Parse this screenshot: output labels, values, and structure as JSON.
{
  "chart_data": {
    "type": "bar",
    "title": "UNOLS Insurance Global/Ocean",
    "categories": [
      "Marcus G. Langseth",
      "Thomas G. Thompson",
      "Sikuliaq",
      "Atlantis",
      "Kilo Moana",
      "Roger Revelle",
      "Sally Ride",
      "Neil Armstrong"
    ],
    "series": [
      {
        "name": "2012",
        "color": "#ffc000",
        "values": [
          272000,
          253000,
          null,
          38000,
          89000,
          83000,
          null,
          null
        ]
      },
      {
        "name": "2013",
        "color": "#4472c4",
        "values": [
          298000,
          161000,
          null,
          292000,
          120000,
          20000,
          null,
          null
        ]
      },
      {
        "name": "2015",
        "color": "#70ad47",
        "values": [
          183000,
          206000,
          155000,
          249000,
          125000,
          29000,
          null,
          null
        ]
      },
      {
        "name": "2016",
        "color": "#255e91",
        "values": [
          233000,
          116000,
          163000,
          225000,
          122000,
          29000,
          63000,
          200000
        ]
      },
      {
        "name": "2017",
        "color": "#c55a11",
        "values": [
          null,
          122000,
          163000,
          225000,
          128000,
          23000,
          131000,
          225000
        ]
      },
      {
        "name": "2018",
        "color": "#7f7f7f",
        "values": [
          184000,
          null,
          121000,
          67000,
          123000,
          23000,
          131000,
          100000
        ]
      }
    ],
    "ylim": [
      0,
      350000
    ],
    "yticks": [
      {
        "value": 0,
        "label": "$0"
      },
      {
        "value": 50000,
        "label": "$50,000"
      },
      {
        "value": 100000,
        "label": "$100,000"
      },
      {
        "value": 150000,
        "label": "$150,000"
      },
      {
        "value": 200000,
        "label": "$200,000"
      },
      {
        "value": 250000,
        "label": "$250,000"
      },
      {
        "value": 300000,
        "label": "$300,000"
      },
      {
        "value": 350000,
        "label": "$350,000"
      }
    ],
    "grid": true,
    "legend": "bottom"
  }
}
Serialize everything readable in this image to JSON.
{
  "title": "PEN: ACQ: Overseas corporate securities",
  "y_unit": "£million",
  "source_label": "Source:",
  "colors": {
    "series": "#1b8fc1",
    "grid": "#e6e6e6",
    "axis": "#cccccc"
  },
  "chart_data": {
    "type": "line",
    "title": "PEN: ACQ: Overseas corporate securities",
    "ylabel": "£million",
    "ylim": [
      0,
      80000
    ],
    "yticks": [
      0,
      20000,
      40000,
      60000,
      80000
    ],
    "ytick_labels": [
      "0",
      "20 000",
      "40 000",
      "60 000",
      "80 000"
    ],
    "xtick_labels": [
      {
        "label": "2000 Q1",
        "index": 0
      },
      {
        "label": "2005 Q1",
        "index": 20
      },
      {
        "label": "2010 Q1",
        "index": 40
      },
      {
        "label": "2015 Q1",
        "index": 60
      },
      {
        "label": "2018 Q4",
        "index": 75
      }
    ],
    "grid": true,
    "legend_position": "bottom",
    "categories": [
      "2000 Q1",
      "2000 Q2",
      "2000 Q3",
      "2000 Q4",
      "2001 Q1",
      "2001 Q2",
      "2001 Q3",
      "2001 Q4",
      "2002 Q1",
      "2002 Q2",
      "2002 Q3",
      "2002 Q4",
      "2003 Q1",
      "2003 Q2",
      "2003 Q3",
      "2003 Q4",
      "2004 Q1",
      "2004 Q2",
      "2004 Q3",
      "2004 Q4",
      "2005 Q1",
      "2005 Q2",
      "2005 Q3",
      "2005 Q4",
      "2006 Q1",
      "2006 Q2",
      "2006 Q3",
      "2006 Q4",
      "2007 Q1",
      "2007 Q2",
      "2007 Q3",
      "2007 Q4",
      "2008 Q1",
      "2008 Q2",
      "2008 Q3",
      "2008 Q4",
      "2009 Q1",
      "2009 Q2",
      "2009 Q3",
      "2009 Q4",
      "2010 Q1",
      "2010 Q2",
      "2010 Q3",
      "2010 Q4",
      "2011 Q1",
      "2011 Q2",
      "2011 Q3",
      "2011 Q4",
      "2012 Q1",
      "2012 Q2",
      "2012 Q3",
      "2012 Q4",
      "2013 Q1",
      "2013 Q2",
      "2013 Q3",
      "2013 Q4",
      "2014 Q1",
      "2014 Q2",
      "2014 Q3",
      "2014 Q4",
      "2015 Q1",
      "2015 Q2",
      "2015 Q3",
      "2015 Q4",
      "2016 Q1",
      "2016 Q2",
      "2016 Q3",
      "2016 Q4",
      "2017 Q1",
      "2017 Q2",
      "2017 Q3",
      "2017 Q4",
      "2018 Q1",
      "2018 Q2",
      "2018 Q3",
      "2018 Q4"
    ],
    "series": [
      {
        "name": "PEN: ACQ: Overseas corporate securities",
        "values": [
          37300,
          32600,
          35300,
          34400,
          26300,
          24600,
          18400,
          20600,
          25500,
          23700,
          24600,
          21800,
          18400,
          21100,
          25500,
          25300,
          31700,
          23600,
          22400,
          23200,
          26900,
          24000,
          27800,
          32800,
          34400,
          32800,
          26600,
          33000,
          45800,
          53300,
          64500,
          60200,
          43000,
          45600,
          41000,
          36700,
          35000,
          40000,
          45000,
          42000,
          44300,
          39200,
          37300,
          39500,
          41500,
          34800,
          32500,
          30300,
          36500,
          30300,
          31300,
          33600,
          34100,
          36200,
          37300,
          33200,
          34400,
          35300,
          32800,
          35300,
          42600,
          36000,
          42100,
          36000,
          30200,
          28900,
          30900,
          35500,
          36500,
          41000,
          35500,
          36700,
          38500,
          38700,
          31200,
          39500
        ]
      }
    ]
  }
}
┄┄┄┄┄┄┄┄┄┄
Return all lines containing "name".

        "name": "2012",
        "name": "2013",
        "name": "2015",
        "name": "2016",
        "name": "2017",
        "name": "2018",
        "name": "PEN: ACQ: Overseas corporate securities",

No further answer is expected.